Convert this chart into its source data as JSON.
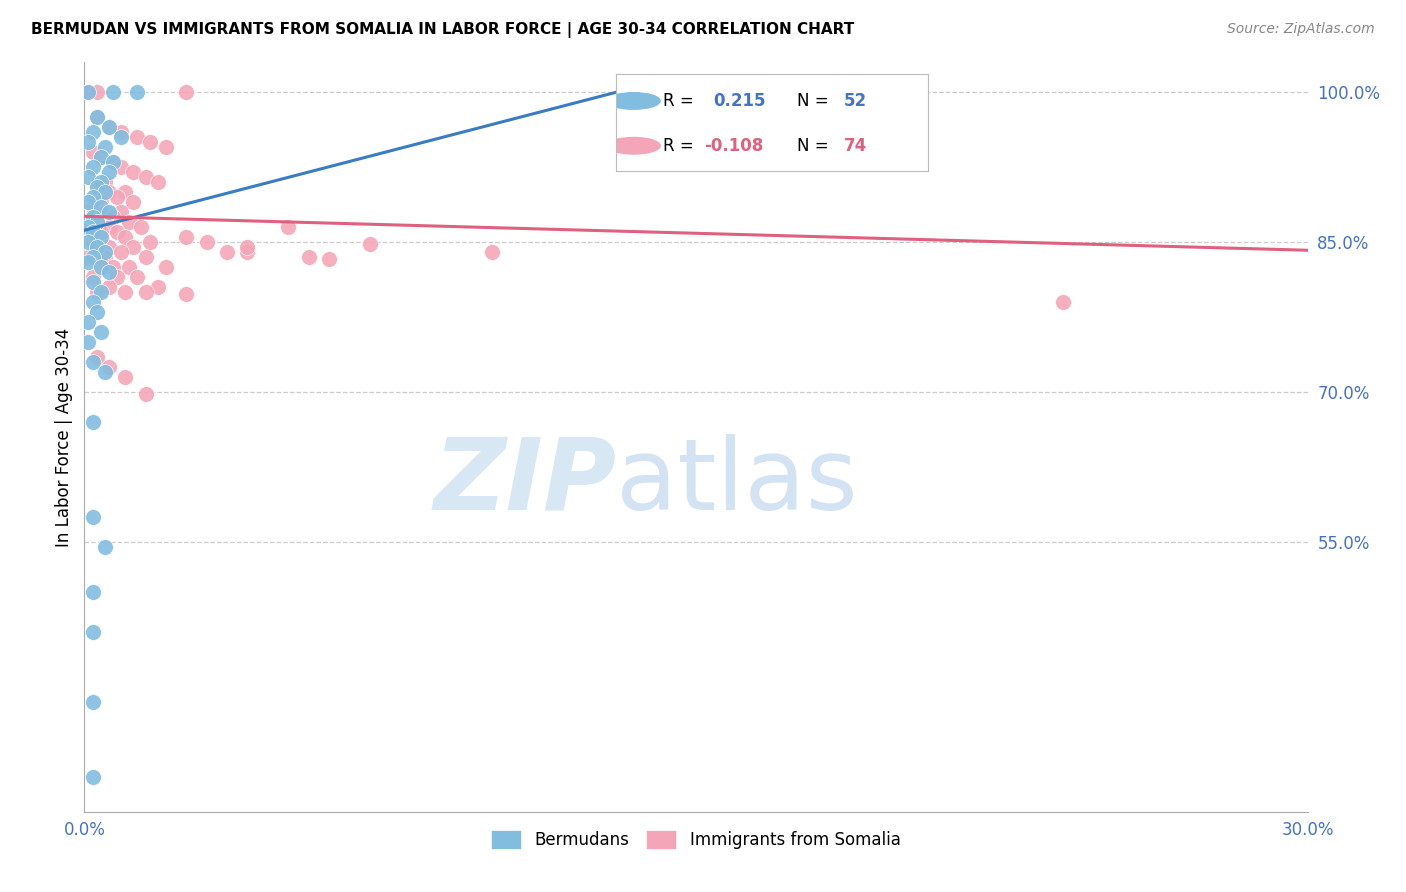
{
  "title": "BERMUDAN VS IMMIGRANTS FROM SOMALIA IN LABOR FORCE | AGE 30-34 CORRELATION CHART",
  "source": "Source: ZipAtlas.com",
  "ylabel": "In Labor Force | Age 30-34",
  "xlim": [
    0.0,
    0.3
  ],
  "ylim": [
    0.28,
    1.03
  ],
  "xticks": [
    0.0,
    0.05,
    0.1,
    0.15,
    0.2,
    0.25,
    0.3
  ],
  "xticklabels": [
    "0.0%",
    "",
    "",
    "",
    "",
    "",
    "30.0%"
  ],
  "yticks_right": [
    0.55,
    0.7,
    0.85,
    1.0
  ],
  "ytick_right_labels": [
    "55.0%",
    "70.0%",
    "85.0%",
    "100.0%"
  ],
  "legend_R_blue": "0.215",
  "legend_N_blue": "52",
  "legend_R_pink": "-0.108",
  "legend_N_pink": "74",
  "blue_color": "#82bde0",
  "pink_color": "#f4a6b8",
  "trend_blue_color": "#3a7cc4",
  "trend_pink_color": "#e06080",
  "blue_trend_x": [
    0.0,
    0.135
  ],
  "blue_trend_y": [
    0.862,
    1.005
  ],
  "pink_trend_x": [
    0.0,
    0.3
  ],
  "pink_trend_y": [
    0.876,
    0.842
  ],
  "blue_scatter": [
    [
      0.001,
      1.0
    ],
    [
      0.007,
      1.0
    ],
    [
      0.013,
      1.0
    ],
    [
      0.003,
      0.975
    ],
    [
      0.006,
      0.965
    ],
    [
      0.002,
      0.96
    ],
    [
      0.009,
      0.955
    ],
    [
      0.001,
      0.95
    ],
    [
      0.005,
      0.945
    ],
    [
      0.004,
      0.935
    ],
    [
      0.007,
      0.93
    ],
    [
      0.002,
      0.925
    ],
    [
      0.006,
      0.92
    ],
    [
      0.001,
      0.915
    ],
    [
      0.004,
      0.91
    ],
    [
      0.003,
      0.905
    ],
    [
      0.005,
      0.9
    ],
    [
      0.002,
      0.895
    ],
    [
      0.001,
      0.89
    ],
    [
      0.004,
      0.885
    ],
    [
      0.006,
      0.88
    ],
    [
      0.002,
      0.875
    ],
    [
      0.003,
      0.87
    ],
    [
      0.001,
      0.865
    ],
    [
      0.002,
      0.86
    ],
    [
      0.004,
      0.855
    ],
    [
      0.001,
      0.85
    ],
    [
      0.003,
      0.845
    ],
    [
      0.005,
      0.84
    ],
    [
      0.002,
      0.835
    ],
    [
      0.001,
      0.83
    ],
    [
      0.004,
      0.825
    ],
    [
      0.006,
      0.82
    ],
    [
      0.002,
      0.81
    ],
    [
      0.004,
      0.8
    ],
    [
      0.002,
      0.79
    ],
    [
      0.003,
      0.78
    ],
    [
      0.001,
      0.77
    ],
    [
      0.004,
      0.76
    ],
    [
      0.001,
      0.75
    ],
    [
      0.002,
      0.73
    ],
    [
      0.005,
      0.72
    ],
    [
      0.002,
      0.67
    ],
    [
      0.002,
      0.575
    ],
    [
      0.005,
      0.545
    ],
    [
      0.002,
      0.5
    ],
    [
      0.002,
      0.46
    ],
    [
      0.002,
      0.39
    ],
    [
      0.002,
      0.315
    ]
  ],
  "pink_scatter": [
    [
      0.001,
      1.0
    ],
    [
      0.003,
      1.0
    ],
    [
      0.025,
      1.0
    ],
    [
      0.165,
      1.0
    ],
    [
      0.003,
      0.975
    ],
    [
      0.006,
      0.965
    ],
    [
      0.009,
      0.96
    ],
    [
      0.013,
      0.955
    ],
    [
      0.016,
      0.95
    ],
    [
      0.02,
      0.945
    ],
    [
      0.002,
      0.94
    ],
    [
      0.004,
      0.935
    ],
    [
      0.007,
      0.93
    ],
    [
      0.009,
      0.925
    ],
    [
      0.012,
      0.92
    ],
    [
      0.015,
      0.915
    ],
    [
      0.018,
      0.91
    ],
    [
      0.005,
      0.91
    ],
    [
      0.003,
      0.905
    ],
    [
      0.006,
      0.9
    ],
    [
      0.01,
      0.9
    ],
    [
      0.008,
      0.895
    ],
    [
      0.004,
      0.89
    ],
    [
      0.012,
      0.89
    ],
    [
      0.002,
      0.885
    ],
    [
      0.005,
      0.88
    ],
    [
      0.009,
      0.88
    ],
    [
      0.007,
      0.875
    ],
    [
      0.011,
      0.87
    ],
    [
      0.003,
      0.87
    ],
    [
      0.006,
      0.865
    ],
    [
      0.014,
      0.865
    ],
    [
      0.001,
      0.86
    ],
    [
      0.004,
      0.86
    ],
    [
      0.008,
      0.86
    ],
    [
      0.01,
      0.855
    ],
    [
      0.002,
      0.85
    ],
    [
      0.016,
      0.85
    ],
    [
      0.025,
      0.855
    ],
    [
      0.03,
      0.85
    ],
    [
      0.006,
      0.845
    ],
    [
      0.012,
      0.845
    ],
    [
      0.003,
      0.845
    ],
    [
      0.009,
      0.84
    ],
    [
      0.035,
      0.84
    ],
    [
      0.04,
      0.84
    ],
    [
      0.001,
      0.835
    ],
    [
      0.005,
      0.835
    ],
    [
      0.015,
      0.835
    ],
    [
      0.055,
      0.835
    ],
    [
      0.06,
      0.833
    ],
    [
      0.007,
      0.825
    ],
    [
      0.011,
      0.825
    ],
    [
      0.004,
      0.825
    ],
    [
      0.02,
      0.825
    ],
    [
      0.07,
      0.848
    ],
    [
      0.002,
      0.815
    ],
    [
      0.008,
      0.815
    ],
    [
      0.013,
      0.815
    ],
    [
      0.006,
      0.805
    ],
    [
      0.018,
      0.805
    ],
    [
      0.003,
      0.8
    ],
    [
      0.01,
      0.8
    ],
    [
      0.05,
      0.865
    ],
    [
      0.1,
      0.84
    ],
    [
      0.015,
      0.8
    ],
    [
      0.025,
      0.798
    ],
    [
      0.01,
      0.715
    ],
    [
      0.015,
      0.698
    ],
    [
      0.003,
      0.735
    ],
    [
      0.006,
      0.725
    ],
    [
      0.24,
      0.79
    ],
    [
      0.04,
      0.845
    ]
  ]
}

==

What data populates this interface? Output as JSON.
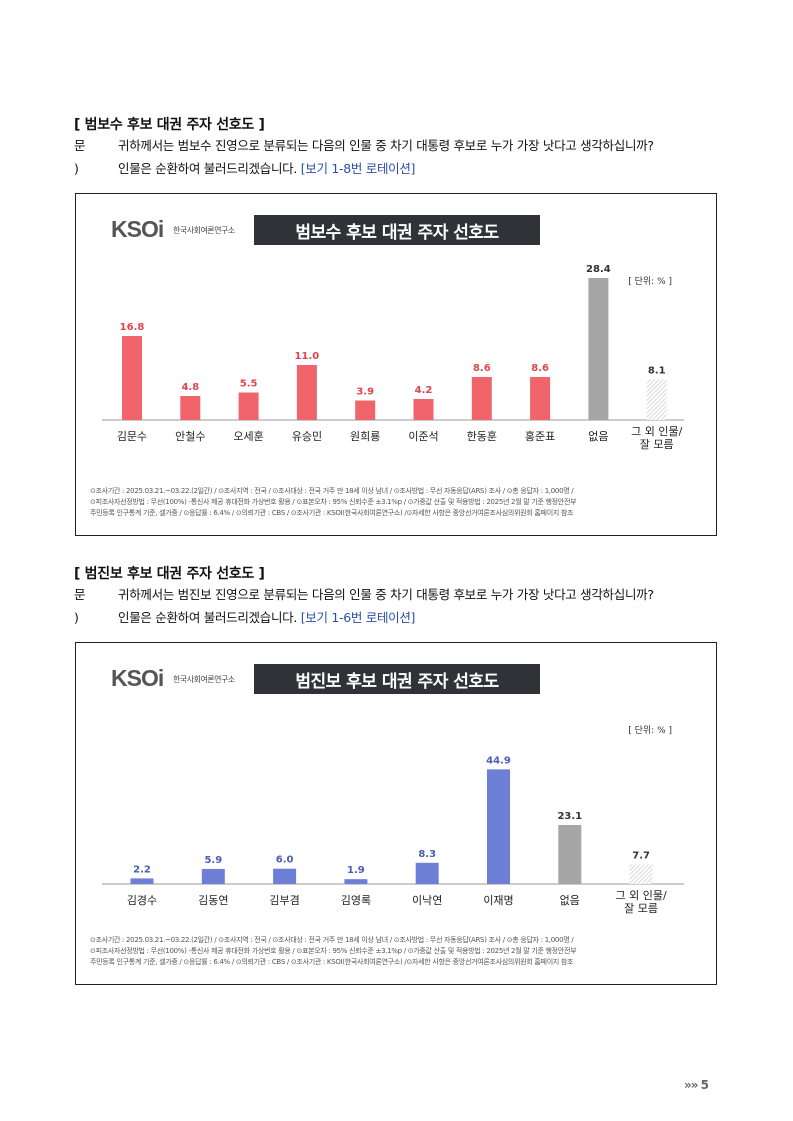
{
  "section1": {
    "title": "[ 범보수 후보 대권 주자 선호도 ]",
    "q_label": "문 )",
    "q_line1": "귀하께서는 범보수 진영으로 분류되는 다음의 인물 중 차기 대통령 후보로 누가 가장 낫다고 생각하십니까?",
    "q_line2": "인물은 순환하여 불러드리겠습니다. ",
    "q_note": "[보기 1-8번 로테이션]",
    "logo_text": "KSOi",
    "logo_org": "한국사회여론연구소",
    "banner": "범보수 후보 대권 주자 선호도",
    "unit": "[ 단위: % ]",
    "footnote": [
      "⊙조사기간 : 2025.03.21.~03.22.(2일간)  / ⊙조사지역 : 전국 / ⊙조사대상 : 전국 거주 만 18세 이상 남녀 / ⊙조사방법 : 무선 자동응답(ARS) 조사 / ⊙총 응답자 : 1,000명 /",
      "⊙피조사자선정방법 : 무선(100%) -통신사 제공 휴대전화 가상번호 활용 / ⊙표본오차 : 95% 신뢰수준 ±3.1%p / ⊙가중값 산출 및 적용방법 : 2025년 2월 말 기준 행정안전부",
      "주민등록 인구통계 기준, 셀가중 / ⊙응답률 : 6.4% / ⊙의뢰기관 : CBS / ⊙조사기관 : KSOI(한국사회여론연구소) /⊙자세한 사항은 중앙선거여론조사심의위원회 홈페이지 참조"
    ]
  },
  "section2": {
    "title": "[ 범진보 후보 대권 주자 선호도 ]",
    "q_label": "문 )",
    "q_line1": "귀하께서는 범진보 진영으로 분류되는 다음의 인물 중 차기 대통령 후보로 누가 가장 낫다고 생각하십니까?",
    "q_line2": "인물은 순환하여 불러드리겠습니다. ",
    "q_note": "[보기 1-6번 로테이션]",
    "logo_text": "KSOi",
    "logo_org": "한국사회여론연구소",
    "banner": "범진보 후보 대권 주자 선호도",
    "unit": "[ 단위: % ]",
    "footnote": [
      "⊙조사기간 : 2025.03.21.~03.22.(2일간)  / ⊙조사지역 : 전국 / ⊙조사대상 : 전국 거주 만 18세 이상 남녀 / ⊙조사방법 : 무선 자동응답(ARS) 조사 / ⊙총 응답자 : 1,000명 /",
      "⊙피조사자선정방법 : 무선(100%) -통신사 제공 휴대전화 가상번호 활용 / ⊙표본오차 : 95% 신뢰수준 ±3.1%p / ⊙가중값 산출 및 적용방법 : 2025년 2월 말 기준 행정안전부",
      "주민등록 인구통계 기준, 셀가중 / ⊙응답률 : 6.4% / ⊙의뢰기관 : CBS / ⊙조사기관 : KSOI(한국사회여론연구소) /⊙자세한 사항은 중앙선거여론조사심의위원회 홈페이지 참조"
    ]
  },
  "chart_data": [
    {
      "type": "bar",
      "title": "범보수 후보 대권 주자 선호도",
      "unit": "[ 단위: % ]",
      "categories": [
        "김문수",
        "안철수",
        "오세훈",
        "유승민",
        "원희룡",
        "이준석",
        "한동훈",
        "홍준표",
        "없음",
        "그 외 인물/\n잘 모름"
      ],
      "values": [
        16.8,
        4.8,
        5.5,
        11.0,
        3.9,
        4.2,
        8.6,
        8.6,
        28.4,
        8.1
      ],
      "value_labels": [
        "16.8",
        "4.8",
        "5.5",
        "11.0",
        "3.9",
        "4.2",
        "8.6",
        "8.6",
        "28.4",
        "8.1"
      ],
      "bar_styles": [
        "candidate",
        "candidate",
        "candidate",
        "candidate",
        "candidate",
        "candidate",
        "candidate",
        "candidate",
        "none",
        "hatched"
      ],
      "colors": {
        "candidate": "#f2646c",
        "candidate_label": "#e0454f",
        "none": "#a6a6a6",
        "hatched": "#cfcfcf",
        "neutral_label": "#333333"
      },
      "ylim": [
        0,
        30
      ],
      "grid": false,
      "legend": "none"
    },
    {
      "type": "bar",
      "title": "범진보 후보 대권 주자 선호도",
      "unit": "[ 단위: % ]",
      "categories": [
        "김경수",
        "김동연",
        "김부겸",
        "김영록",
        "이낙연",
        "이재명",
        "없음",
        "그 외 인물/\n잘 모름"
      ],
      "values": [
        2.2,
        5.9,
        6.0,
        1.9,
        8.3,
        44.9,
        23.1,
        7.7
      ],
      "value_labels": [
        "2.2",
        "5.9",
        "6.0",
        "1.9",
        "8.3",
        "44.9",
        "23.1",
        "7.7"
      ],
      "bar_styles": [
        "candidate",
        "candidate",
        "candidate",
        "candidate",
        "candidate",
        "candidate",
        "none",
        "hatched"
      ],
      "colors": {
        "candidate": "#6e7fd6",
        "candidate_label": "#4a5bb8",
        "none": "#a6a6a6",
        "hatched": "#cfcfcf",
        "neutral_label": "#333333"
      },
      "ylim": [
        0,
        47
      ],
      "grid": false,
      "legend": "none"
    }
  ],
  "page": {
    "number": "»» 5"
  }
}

### Task directions
Locate each line with the word "banner" and copy it.

### Answer below
    "banner": "범보수 후보 대권 주자 선호도",
    "banner": "범진보 후보 대권 주자 선호도",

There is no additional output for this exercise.